→ **Work to do**: Return all of the entries exactly as written.

→ **Stored data**:

"""

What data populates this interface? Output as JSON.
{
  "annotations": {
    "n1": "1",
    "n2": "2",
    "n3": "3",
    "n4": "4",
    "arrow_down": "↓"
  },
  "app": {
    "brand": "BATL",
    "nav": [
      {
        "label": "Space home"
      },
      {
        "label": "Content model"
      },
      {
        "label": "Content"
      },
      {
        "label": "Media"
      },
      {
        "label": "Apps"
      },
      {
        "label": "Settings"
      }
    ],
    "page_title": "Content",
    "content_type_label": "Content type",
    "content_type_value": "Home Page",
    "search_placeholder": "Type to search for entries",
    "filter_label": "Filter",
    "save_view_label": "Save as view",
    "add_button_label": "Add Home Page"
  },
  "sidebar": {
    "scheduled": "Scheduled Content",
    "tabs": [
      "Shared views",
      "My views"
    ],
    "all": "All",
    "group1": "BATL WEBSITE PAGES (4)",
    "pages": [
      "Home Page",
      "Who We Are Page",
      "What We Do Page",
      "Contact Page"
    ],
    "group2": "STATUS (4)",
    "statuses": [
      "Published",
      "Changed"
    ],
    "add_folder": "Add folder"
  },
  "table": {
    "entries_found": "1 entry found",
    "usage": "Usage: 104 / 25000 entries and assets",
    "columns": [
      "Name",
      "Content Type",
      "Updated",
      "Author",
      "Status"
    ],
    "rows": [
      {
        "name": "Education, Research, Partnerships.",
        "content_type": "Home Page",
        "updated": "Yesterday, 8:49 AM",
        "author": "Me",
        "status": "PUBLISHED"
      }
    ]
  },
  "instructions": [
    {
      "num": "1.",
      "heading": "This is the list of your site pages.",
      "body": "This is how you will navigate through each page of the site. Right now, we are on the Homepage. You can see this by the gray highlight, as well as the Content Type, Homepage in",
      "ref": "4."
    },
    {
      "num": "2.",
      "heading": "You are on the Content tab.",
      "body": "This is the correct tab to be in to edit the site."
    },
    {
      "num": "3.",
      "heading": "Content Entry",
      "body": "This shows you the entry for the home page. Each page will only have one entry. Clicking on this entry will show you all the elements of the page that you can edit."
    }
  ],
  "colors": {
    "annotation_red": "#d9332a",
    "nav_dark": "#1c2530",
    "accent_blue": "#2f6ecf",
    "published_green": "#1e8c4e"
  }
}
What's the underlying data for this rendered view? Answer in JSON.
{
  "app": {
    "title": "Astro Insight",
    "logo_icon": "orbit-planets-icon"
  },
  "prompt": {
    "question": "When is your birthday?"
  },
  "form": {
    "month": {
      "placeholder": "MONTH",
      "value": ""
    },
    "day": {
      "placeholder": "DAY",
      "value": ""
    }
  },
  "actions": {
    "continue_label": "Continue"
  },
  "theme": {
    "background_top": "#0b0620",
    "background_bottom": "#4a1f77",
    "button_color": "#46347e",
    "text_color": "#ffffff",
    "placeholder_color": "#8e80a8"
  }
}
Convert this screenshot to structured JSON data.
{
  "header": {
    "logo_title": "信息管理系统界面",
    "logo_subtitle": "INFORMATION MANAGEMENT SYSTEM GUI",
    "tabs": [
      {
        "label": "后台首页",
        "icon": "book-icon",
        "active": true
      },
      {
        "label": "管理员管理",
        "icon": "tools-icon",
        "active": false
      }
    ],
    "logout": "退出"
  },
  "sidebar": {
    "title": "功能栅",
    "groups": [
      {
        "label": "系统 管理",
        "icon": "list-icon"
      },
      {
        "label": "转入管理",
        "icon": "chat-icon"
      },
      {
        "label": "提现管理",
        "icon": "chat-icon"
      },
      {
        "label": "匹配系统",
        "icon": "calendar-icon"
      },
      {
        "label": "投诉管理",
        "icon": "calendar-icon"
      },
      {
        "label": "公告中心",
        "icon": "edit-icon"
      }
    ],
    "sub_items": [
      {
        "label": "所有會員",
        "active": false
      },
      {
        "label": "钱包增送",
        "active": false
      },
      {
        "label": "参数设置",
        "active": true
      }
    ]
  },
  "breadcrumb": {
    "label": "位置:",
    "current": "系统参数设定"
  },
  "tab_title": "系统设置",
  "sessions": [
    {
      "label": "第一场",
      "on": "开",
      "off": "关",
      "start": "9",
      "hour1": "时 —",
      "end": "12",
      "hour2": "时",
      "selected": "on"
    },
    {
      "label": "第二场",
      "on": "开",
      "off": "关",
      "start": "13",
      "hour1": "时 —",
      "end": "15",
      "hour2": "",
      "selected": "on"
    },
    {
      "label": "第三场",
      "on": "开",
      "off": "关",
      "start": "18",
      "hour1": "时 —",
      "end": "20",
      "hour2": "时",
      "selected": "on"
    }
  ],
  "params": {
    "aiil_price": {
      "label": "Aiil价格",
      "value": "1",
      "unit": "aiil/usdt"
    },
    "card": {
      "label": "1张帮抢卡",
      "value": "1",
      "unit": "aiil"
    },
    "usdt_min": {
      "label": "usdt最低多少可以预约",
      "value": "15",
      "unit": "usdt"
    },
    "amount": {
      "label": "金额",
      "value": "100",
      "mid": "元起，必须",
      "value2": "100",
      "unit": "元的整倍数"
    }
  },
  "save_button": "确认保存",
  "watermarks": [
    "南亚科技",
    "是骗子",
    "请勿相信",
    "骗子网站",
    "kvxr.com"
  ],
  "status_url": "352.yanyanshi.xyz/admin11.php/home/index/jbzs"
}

"""

→ **Correct response**:
What data populates this interface? Output as JSON.
{
  "annotations": {
    "n1": "1",
    "n2": "2",
    "n3": "3",
    "n4": "4",
    "arrow_down": "↓"
  },
  "app": {
    "brand": "BATL",
    "nav": [
      {
        "label": "Space home"
      },
      {
        "label": "Content model"
      },
      {
        "label": "Content"
      },
      {
        "label": "Media"
      },
      {
        "label": "Apps"
      },
      {
        "label": "Settings"
      }
    ],
    "page_title": "Content",
    "content_type_label": "Content type",
    "content_type_value": "Home Page",
    "search_placeholder": "Type to search for entries",
    "filter_label": "Filter",
    "save_view_label": "Save as view",
    "add_button_label": "Add Home Page"
  },
  "sidebar": {
    "scheduled": "Scheduled Content",
    "tabs": [
      "Shared views",
      "My views"
    ],
    "all": "All",
    "group1": "BATL WEBSITE PAGES (4)",
    "pages": [
      "Home Page",
      "Who We Are Page",
      "What We Do Page",
      "Contact Page"
    ],
    "group2": "STATUS (4)",
    "statuses": [
      "Published",
      "Changed"
    ],
    "add_folder": "Add folder"
  },
  "table": {
    "entries_found": "1 entry found",
    "usage": "Usage: 104 / 25000 entries and assets",
    "columns": [
      "Name",
      "Content Type",
      "Updated",
      "Author",
      "Status"
    ],
    "rows": [
      {
        "name": "Education, Research, Partnerships.",
        "content_type": "Home Page",
        "updated": "Yesterday, 8:49 AM",
        "author": "Me",
        "status": "PUBLISHED"
      }
    ]
  },
  "instructions": [
    {
      "num": "1.",
      "heading": "This is the list of your site pages.",
      "body": "This is how you will navigate through each page of the site. Right now, we are on the Homepage. You can see this by the gray highlight, as well as the Content Type, Homepage in",
      "ref": "4."
    },
    {
      "num": "2.",
      "heading": "You are on the Content tab.",
      "body": "This is the correct tab to be in to edit the site."
    },
    {
      "num": "3.",
      "heading": "Content Entry",
      "body": "This shows you the entry for the home page. Each page will only have one entry. Clicking on this entry will show you all the elements of the page that you can edit."
    }
  ],
  "colors": {
    "annotation_red": "#d9332a",
    "nav_dark": "#1c2530",
    "accent_blue": "#2f6ecf",
    "published_green": "#1e8c4e"
  }
}
What's the underlying data for this rendered view? Answer in JSON.
{
  "app": {
    "title": "Astro Insight",
    "logo_icon": "orbit-planets-icon"
  },
  "prompt": {
    "question": "When is your birthday?"
  },
  "form": {
    "month": {
      "placeholder": "MONTH",
      "value": ""
    },
    "day": {
      "placeholder": "DAY",
      "value": ""
    }
  },
  "actions": {
    "continue_label": "Continue"
  },
  "theme": {
    "background_top": "#0b0620",
    "background_bottom": "#4a1f77",
    "button_color": "#46347e",
    "text_color": "#ffffff",
    "placeholder_color": "#8e80a8"
  }
}
Convert this screenshot to structured JSON data.
{
  "header": {
    "logo_title": "信息管理系统界面",
    "logo_subtitle": "INFORMATION MANAGEMENT SYSTEM GUI",
    "tabs": [
      {
        "label": "后台首页",
        "icon": "book-icon",
        "active": true
      },
      {
        "label": "管理员管理",
        "icon": "tools-icon",
        "active": false
      }
    ],
    "logout": "退出"
  },
  "sidebar": {
    "title": "功能栅",
    "groups": [
      {
        "label": "系统 管理",
        "icon": "list-icon"
      },
      {
        "label": "转入管理",
        "icon": "chat-icon"
      },
      {
        "label": "提现管理",
        "icon": "chat-icon"
      },
      {
        "label": "匹配系统",
        "icon": "calendar-icon"
      },
      {
        "label": "投诉管理",
        "icon": "calendar-icon"
      },
      {
        "label": "公告中心",
        "icon": "edit-icon"
      }
    ],
    "sub_items": [
      {
        "label": "所有會員",
        "active": false
      },
      {
        "label": "钱包增送",
        "active": false
      },
      {
        "label": "参数设置",
        "active": true
      }
    ]
  },
  "breadcrumb": {
    "label": "位置:",
    "current": "系统参数设定"
  },
  "tab_title": "系统设置",
  "sessions": [
    {
      "label": "第一场",
      "on": "开",
      "off": "关",
      "start": "9",
      "hour1": "时 —",
      "end": "12",
      "hour2": "时",
      "selected": "on"
    },
    {
      "label": "第二场",
      "on": "开",
      "off": "关",
      "start": "13",
      "hour1": "时 —",
      "end": "15",
      "hour2": "",
      "selected": "on"
    },
    {
      "label": "第三场",
      "on": "开",
      "off": "关",
      "start": "18",
      "hour1": "时 —",
      "end": "20",
      "hour2": "时",
      "selected": "on"
    }
  ],
  "params": {
    "aiil_price": {
      "label": "Aiil价格",
      "value": "1",
      "unit": "aiil/usdt"
    },
    "card": {
      "label": "1张帮抢卡",
      "value": "1",
      "unit": "aiil"
    },
    "usdt_min": {
      "label": "usdt最低多少可以预约",
      "value": "15",
      "unit": "usdt"
    },
    "amount": {
      "label": "金额",
      "value": "100",
      "mid": "元起，必须",
      "value2": "100",
      "unit": "元的整倍数"
    }
  },
  "save_button": "确认保存",
  "watermarks": [
    "南亚科技",
    "是骗子",
    "请勿相信",
    "骗子网站",
    "kvxr.com"
  ],
  "status_url": "352.yanyanshi.xyz/admin11.php/home/index/jbzs"
}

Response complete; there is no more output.